● EXERCISE REQUIREMENTS: Lines containing the string "JSON" are to be collected in full.

____________________

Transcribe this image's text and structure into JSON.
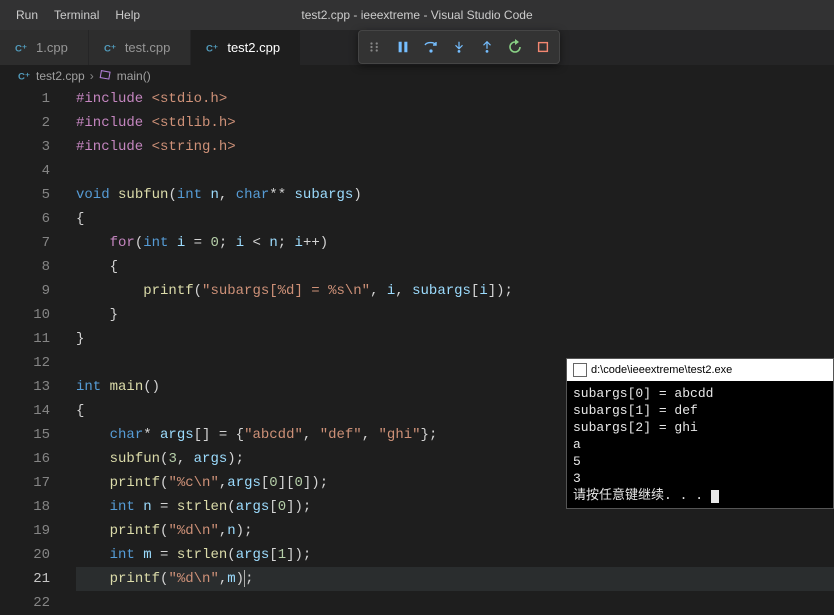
{
  "menubar": {
    "items": [
      "Run",
      "Terminal",
      "Help"
    ]
  },
  "window": {
    "title": "test2.cpp - ieeextreme - Visual Studio Code"
  },
  "tabs": [
    {
      "icon": "cpp",
      "label": "1.cpp",
      "active": false
    },
    {
      "icon": "cpp",
      "label": "test.cpp",
      "active": false
    },
    {
      "icon": "cpp",
      "label": "test2.cpp",
      "active": true
    }
  ],
  "debug_toolbar": {
    "buttons": [
      "drag-handle",
      "pause",
      "step-over",
      "step-into",
      "step-out",
      "restart",
      "stop"
    ]
  },
  "breadcrumbs": {
    "file": "test2.cpp",
    "symbol": "main()"
  },
  "editor": {
    "current_line": 21,
    "lines": [
      {
        "n": 1,
        "html": "<span class='preproc'>#include</span> <span class='string-inc'>&lt;stdio.h&gt;</span>"
      },
      {
        "n": 2,
        "html": "<span class='preproc'>#include</span> <span class='string-inc'>&lt;stdlib.h&gt;</span>"
      },
      {
        "n": 3,
        "html": "<span class='preproc'>#include</span> <span class='string-inc'>&lt;string.h&gt;</span>"
      },
      {
        "n": 4,
        "html": ""
      },
      {
        "n": 5,
        "html": "<span class='type'>void</span> <span class='func'>subfun</span><span class='punct'>(</span><span class='type'>int</span> <span class='ident'>n</span><span class='punct'>,</span> <span class='type'>char</span><span class='op'>**</span> <span class='ident'>subargs</span><span class='punct'>)</span>"
      },
      {
        "n": 6,
        "html": "<span class='punct'>{</span>"
      },
      {
        "n": 7,
        "html": "    <span class='keyword-ctrl'>for</span><span class='punct'>(</span><span class='type'>int</span> <span class='ident'>i</span> <span class='op'>=</span> <span class='num'>0</span><span class='punct'>;</span> <span class='ident'>i</span> <span class='op'>&lt;</span> <span class='ident'>n</span><span class='punct'>;</span> <span class='ident'>i</span><span class='op'>++</span><span class='punct'>)</span>"
      },
      {
        "n": 8,
        "html": "    <span class='punct'>{</span>"
      },
      {
        "n": 9,
        "html": "        <span class='func'>printf</span><span class='punct'>(</span><span class='str'>\"subargs[%d] = %s\\n\"</span><span class='punct'>,</span> <span class='ident'>i</span><span class='punct'>,</span> <span class='ident'>subargs</span><span class='punct'>[</span><span class='ident'>i</span><span class='punct'>]);</span>"
      },
      {
        "n": 10,
        "html": "    <span class='punct'>}</span>"
      },
      {
        "n": 11,
        "html": "<span class='punct'>}</span>"
      },
      {
        "n": 12,
        "html": ""
      },
      {
        "n": 13,
        "html": "<span class='type'>int</span> <span class='func'>main</span><span class='punct'>()</span>"
      },
      {
        "n": 14,
        "html": "<span class='punct'>{</span>"
      },
      {
        "n": 15,
        "html": "    <span class='type'>char</span><span class='op'>*</span> <span class='ident'>args</span><span class='punct'>[]</span> <span class='op'>=</span> <span class='punct'>{</span><span class='str'>\"abcdd\"</span><span class='punct'>,</span> <span class='str'>\"def\"</span><span class='punct'>,</span> <span class='str'>\"ghi\"</span><span class='punct'>};</span>"
      },
      {
        "n": 16,
        "html": "    <span class='func'>subfun</span><span class='punct'>(</span><span class='num'>3</span><span class='punct'>,</span> <span class='ident'>args</span><span class='punct'>);</span>"
      },
      {
        "n": 17,
        "html": "    <span class='func'>printf</span><span class='punct'>(</span><span class='str'>\"%c\\n\"</span><span class='punct'>,</span><span class='ident'>args</span><span class='punct'>[</span><span class='num'>0</span><span class='punct'>][</span><span class='num'>0</span><span class='punct'>]);</span>"
      },
      {
        "n": 18,
        "html": "    <span class='type'>int</span> <span class='ident'>n</span> <span class='op'>=</span> <span class='func'>strlen</span><span class='punct'>(</span><span class='ident'>args</span><span class='punct'>[</span><span class='num'>0</span><span class='punct'>]);</span>"
      },
      {
        "n": 19,
        "html": "    <span class='func'>printf</span><span class='punct'>(</span><span class='str'>\"%d\\n\"</span><span class='punct'>,</span><span class='ident'>n</span><span class='punct'>);</span>"
      },
      {
        "n": 20,
        "html": "    <span class='type'>int</span> <span class='ident'>m</span> <span class='op'>=</span> <span class='func'>strlen</span><span class='punct'>(</span><span class='ident'>args</span><span class='punct'>[</span><span class='num'>1</span><span class='punct'>]);</span>"
      },
      {
        "n": 21,
        "html": "    <span class='func'>printf</span><span class='punct'>(</span><span class='str'>\"%d\\n\"</span><span class='punct'>,</span><span class='ident'>m</span><span class='punct'>)<span class='caret'></span>;</span>"
      },
      {
        "n": 22,
        "html": ""
      }
    ]
  },
  "terminal": {
    "title": "d:\\code\\ieeextreme\\test2.exe",
    "output": "subargs[0] = abcdd\nsubargs[1] = def\nsubargs[2] = ghi\na\n5\n3\n请按任意键继续. . . "
  }
}
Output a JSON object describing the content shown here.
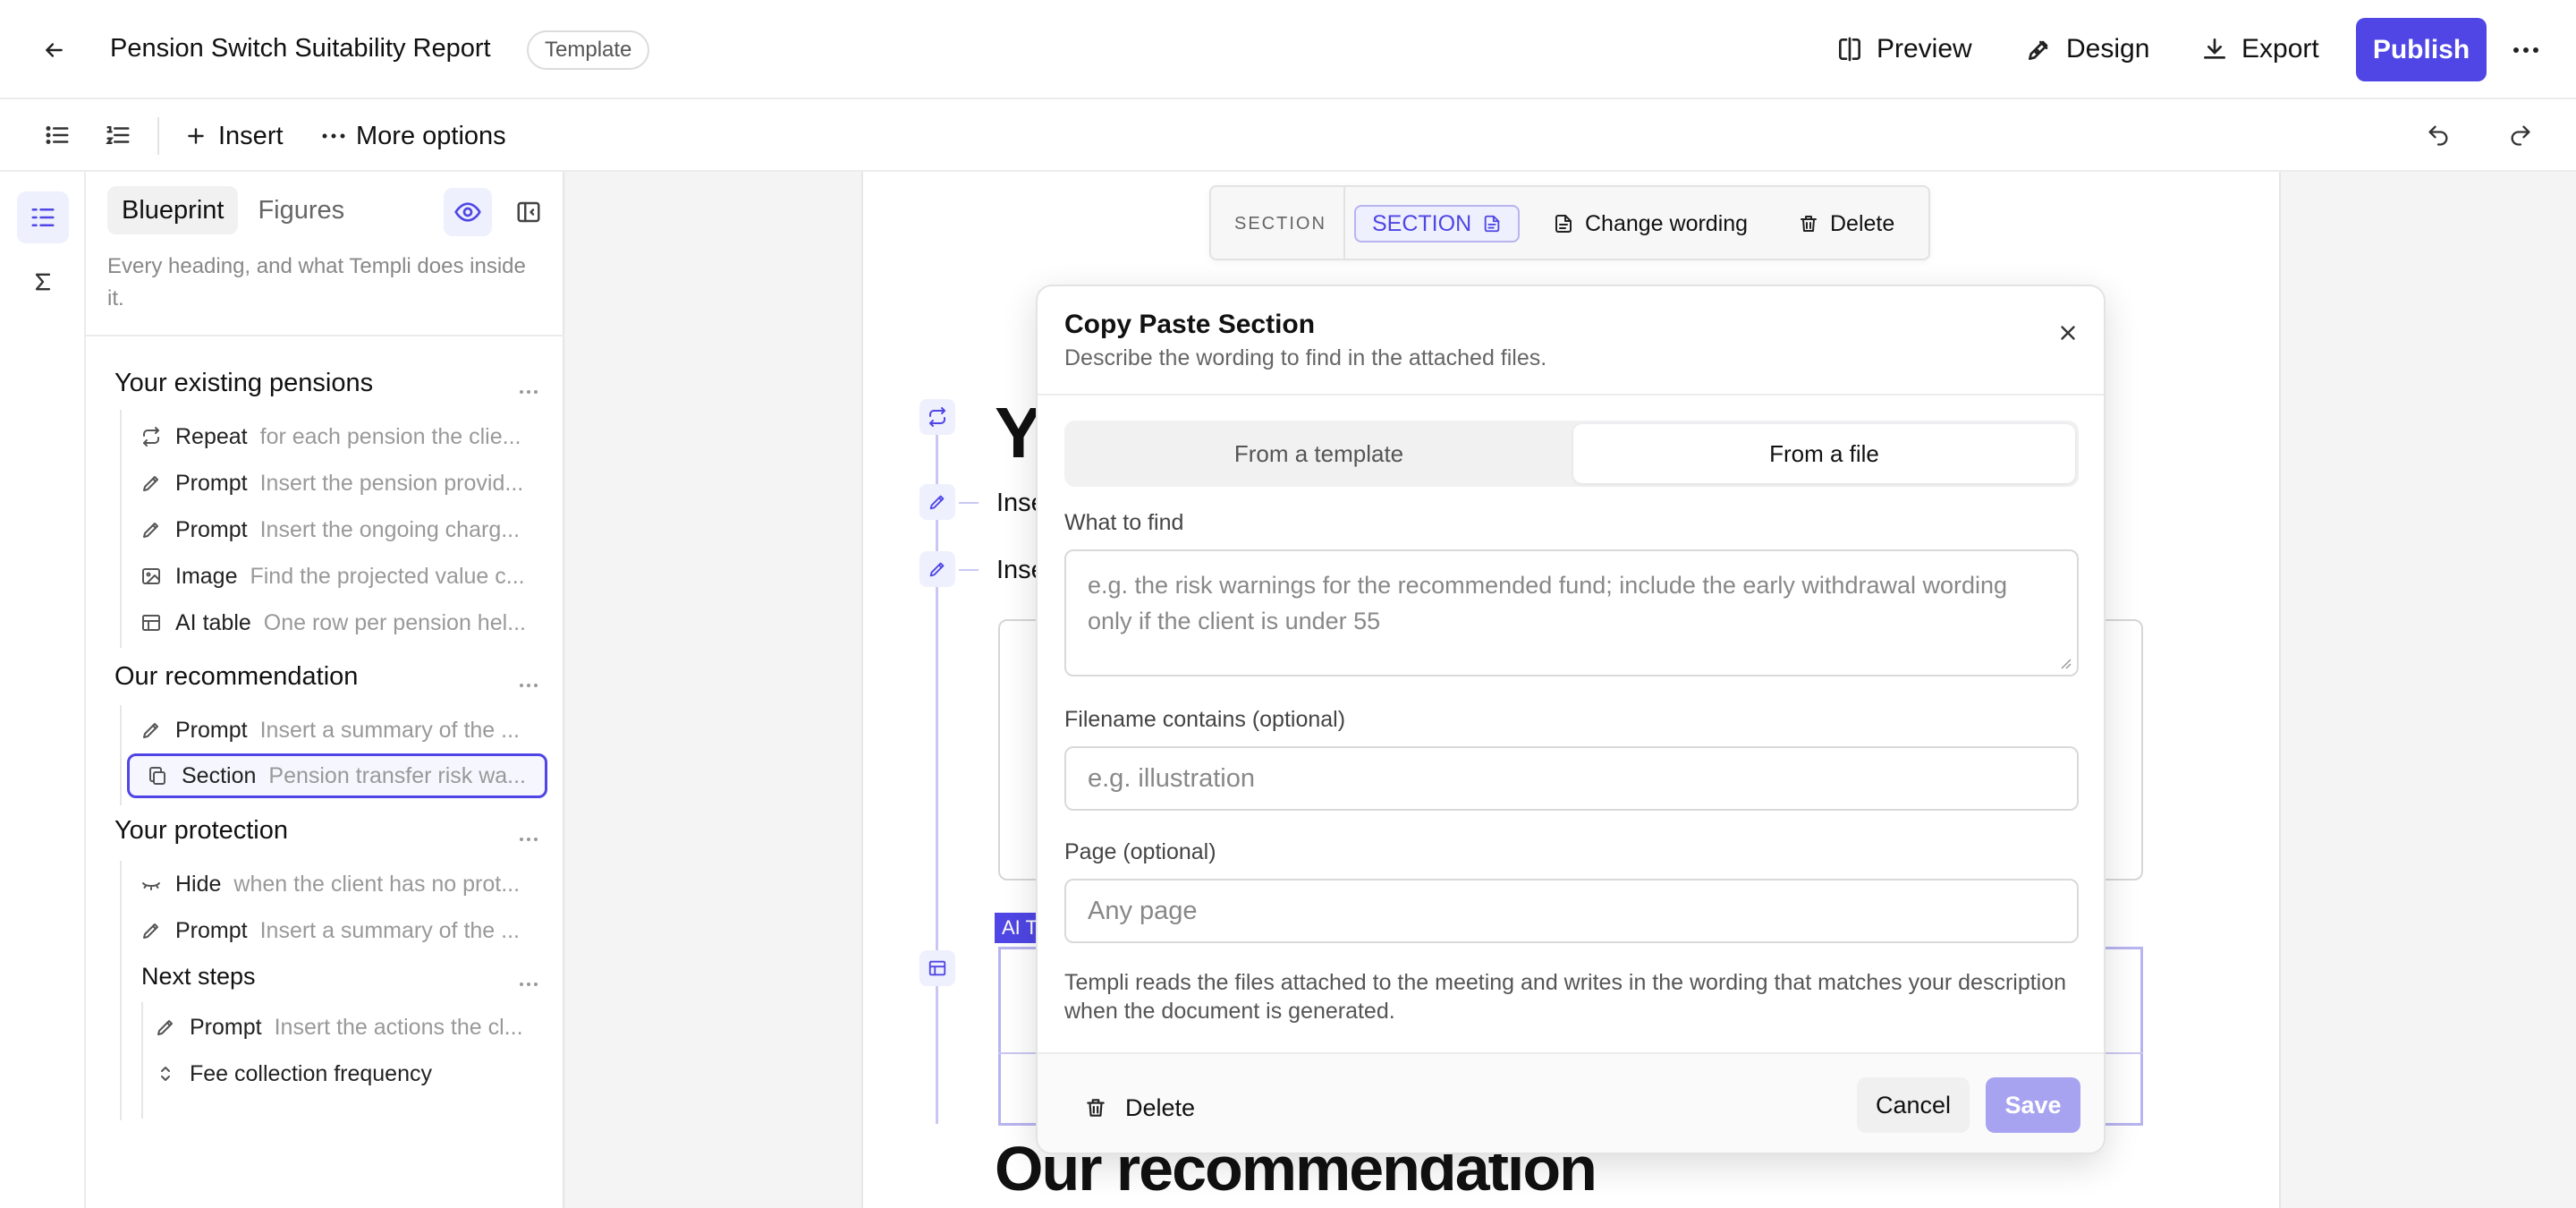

____________________

● COMPLETE ANSWER:
Transcribe this image's text and structure into JSON.
Output a JSON object describing the content shown here.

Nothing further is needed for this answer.